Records
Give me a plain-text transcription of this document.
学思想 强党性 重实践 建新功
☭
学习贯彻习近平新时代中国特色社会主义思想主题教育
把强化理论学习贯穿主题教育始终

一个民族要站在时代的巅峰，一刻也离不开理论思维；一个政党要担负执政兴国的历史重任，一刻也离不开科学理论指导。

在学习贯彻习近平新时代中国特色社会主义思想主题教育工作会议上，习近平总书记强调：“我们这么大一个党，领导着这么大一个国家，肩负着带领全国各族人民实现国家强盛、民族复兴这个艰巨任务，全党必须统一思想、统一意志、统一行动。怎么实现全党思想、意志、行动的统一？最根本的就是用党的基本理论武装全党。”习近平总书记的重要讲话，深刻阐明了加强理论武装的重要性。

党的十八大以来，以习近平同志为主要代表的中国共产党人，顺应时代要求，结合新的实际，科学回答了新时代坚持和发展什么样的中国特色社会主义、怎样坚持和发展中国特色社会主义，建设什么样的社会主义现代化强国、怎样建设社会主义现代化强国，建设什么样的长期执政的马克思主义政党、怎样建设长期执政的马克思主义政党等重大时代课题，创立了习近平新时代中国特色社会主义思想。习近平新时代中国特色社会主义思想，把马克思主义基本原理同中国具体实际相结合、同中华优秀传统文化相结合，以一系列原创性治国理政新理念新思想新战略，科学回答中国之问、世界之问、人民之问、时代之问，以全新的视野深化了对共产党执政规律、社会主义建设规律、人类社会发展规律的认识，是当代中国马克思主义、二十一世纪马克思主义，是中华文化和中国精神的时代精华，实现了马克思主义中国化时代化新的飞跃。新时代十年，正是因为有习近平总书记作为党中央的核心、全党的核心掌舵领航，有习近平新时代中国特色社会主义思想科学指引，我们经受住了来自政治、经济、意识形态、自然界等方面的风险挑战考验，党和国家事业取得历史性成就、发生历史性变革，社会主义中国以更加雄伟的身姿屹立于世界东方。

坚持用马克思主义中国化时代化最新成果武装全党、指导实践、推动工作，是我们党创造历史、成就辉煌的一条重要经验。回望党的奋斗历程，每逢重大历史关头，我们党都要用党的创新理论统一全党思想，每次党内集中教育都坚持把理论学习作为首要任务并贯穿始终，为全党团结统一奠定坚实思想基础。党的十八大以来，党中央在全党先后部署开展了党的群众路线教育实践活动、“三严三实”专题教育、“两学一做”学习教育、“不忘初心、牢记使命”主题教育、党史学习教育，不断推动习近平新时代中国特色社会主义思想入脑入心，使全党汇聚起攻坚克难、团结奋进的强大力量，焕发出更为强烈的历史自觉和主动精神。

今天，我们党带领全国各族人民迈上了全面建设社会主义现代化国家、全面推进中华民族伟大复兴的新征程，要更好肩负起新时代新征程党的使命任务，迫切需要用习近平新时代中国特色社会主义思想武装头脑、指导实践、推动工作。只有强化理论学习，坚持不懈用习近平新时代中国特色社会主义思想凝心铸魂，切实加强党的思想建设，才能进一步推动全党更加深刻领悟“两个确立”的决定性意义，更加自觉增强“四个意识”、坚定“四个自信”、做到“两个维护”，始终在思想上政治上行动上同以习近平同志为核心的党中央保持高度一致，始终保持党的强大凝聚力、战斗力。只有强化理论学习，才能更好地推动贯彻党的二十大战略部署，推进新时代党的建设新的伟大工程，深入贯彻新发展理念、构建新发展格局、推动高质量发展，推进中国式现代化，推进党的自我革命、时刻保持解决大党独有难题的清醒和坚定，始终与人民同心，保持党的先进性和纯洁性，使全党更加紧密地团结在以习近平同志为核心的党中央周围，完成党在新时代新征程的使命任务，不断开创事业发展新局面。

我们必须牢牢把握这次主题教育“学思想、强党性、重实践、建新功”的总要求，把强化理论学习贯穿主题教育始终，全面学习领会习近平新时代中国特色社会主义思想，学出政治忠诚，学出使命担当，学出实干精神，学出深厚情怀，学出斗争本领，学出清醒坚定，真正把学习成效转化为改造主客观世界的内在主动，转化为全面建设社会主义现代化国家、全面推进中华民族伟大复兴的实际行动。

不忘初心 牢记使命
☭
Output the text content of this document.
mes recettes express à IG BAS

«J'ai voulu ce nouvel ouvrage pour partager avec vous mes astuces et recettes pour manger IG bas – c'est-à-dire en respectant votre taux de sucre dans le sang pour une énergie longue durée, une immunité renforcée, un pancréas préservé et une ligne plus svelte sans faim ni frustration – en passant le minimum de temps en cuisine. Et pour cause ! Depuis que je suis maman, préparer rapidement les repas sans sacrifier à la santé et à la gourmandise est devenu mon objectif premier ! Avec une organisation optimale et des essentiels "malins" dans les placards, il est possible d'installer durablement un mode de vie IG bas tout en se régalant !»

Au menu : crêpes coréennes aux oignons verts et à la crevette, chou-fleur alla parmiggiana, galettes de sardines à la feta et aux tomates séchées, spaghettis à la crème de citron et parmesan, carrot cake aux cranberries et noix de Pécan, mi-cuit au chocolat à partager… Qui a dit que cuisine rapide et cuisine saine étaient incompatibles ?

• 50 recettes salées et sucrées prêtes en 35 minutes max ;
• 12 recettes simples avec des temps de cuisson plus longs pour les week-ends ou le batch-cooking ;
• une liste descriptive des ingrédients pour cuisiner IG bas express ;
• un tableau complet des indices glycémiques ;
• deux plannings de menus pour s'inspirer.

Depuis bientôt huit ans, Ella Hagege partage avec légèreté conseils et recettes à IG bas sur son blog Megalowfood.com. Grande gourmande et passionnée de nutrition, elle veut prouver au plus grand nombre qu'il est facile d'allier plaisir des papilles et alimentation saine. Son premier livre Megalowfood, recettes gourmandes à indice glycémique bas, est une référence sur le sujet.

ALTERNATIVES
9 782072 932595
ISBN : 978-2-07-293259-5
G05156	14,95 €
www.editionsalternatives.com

Task to complete
Filter the entries down to the lines containing "avec". Copy each of those lines.

Answer to the task
«J'ai voulu ce nouvel ouvrage pour partager avec vous mes astuces et recettes pour manger IG bas – c'est-à-dire en respectant votre taux de sucre dans le sang pour une énergie longue durée, une immunité renforcée, un pancréas préservé et une ligne plus svelte sans faim ni frustration – en passant le minimum de temps en cuisine. Et pour cause ! Depuis que je suis maman, préparer rapidement les repas sans sacrifier à la santé et à la gourmandise est devenu mon objectif premier ! Avec une organisation optimale et des essentiels "malins" dans les placards, il est possible d'installer durablement un mode de vie IG bas tout en se régalant !»
• 12 recettes simples avec des temps de cuisson plus longs pour les week-ends ou le batch-cooking ;
Depuis bientôt huit ans, Ella Hagege partage avec légèreté conseils et recettes à IG bas sur son blog Megalowfood.com. Grande gourmande et passionnée de nutrition, elle veut prouver au plus grand nombre qu'il est facile d'allier plaisir des papilles et alimentation saine. Son premier livre Megalowfood, recettes gourmandes à indice glycémique bas, est une référence sur le sujet.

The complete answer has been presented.